Given records -
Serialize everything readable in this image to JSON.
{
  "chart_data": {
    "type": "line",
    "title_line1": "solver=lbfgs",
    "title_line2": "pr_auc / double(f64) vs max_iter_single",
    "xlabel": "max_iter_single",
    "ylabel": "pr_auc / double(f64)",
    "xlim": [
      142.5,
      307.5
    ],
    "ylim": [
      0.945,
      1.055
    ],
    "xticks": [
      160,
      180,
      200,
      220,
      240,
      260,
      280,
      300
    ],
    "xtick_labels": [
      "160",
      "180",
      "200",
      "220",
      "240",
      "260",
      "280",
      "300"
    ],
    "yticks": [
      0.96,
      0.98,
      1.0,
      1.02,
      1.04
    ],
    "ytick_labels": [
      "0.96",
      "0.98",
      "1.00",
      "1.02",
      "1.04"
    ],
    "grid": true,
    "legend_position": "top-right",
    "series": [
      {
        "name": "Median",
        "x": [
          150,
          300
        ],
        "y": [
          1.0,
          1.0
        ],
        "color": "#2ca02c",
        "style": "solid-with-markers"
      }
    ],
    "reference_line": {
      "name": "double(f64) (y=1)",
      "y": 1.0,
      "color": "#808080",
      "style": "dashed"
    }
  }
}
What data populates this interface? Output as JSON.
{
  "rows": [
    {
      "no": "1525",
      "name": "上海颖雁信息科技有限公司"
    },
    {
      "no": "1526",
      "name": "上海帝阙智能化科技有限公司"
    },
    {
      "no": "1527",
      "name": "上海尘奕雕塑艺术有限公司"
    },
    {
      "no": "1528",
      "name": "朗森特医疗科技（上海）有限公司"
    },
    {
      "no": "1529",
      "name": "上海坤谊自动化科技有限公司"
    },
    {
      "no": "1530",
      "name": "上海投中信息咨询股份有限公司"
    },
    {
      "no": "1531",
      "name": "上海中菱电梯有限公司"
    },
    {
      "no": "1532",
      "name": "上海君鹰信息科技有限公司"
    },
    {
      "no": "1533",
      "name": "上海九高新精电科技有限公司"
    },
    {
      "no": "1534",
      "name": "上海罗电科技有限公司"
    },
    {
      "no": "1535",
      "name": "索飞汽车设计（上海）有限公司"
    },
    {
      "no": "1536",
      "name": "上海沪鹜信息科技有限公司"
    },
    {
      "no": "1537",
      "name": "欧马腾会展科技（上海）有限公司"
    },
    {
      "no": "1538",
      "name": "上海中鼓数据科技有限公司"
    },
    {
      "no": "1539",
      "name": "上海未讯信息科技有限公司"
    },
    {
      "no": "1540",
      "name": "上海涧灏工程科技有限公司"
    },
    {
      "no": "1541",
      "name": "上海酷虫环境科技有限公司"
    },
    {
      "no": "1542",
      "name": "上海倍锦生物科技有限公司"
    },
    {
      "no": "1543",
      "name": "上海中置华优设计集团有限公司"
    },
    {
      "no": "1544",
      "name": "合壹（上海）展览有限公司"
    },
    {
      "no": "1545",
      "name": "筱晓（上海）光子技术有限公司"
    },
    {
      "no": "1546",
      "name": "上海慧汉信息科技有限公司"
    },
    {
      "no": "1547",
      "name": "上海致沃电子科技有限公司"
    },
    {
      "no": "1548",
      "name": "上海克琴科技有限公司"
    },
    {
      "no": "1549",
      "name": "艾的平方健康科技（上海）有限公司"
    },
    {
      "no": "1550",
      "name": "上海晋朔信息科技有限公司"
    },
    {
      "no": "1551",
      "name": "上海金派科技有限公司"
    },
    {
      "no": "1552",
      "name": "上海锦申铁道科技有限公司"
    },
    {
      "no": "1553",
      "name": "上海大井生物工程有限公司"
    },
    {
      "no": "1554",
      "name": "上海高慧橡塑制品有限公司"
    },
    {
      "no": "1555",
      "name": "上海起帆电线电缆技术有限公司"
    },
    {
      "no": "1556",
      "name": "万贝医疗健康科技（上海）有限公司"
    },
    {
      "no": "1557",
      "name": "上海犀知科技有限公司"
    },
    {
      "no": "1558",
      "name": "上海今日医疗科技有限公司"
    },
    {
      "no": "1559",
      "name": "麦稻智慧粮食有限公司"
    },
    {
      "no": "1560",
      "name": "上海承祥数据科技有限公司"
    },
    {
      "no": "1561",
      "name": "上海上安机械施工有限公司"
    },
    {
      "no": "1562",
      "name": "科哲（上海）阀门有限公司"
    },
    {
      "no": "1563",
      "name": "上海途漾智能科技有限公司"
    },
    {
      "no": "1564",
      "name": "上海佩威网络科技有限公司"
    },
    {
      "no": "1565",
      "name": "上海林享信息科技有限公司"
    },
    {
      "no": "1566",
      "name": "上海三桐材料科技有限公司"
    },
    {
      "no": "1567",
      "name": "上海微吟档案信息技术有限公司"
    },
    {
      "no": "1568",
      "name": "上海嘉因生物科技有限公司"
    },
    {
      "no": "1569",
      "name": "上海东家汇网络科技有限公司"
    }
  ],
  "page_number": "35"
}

Written problem -
Repeat the data precisely, reproducing every entry.

Complete response -
Serialize everything readable in this image to JSON.
{
  "chart_data": {
    "type": "line",
    "title_line1": "solver=lbfgs",
    "title_line2": "pr_auc / double(f64) vs max_iter_single",
    "xlabel": "max_iter_single",
    "ylabel": "pr_auc / double(f64)",
    "xlim": [
      142.5,
      307.5
    ],
    "ylim": [
      0.945,
      1.055
    ],
    "xticks": [
      160,
      180,
      200,
      220,
      240,
      260,
      280,
      300
    ],
    "xtick_labels": [
      "160",
      "180",
      "200",
      "220",
      "240",
      "260",
      "280",
      "300"
    ],
    "yticks": [
      0.96,
      0.98,
      1.0,
      1.02,
      1.04
    ],
    "ytick_labels": [
      "0.96",
      "0.98",
      "1.00",
      "1.02",
      "1.04"
    ],
    "grid": true,
    "legend_position": "top-right",
    "series": [
      {
        "name": "Median",
        "x": [
          150,
          300
        ],
        "y": [
          1.0,
          1.0
        ],
        "color": "#2ca02c",
        "style": "solid-with-markers"
      }
    ],
    "reference_line": {
      "name": "double(f64) (y=1)",
      "y": 1.0,
      "color": "#808080",
      "style": "dashed"
    }
  }
}
What data populates this interface? Output as JSON.
{
  "rows": [
    {
      "no": "1525",
      "name": "上海颖雁信息科技有限公司"
    },
    {
      "no": "1526",
      "name": "上海帝阙智能化科技有限公司"
    },
    {
      "no": "1527",
      "name": "上海尘奕雕塑艺术有限公司"
    },
    {
      "no": "1528",
      "name": "朗森特医疗科技（上海）有限公司"
    },
    {
      "no": "1529",
      "name": "上海坤谊自动化科技有限公司"
    },
    {
      "no": "1530",
      "name": "上海投中信息咨询股份有限公司"
    },
    {
      "no": "1531",
      "name": "上海中菱电梯有限公司"
    },
    {
      "no": "1532",
      "name": "上海君鹰信息科技有限公司"
    },
    {
      "no": "1533",
      "name": "上海九高新精电科技有限公司"
    },
    {
      "no": "1534",
      "name": "上海罗电科技有限公司"
    },
    {
      "no": "1535",
      "name": "索飞汽车设计（上海）有限公司"
    },
    {
      "no": "1536",
      "name": "上海沪鹜信息科技有限公司"
    },
    {
      "no": "1537",
      "name": "欧马腾会展科技（上海）有限公司"
    },
    {
      "no": "1538",
      "name": "上海中鼓数据科技有限公司"
    },
    {
      "no": "1539",
      "name": "上海未讯信息科技有限公司"
    },
    {
      "no": "1540",
      "name": "上海涧灏工程科技有限公司"
    },
    {
      "no": "1541",
      "name": "上海酷虫环境科技有限公司"
    },
    {
      "no": "1542",
      "name": "上海倍锦生物科技有限公司"
    },
    {
      "no": "1543",
      "name": "上海中置华优设计集团有限公司"
    },
    {
      "no": "1544",
      "name": "合壹（上海）展览有限公司"
    },
    {
      "no": "1545",
      "name": "筱晓（上海）光子技术有限公司"
    },
    {
      "no": "1546",
      "name": "上海慧汉信息科技有限公司"
    },
    {
      "no": "1547",
      "name": "上海致沃电子科技有限公司"
    },
    {
      "no": "1548",
      "name": "上海克琴科技有限公司"
    },
    {
      "no": "1549",
      "name": "艾的平方健康科技（上海）有限公司"
    },
    {
      "no": "1550",
      "name": "上海晋朔信息科技有限公司"
    },
    {
      "no": "1551",
      "name": "上海金派科技有限公司"
    },
    {
      "no": "1552",
      "name": "上海锦申铁道科技有限公司"
    },
    {
      "no": "1553",
      "name": "上海大井生物工程有限公司"
    },
    {
      "no": "1554",
      "name": "上海高慧橡塑制品有限公司"
    },
    {
      "no": "1555",
      "name": "上海起帆电线电缆技术有限公司"
    },
    {
      "no": "1556",
      "name": "万贝医疗健康科技（上海）有限公司"
    },
    {
      "no": "1557",
      "name": "上海犀知科技有限公司"
    },
    {
      "no": "1558",
      "name": "上海今日医疗科技有限公司"
    },
    {
      "no": "1559",
      "name": "麦稻智慧粮食有限公司"
    },
    {
      "no": "1560",
      "name": "上海承祥数据科技有限公司"
    },
    {
      "no": "1561",
      "name": "上海上安机械施工有限公司"
    },
    {
      "no": "1562",
      "name": "科哲（上海）阀门有限公司"
    },
    {
      "no": "1563",
      "name": "上海途漾智能科技有限公司"
    },
    {
      "no": "1564",
      "name": "上海佩威网络科技有限公司"
    },
    {
      "no": "1565",
      "name": "上海林享信息科技有限公司"
    },
    {
      "no": "1566",
      "name": "上海三桐材料科技有限公司"
    },
    {
      "no": "1567",
      "name": "上海微吟档案信息技术有限公司"
    },
    {
      "no": "1568",
      "name": "上海嘉因生物科技有限公司"
    },
    {
      "no": "1569",
      "name": "上海东家汇网络科技有限公司"
    }
  ],
  "page_number": "35"
}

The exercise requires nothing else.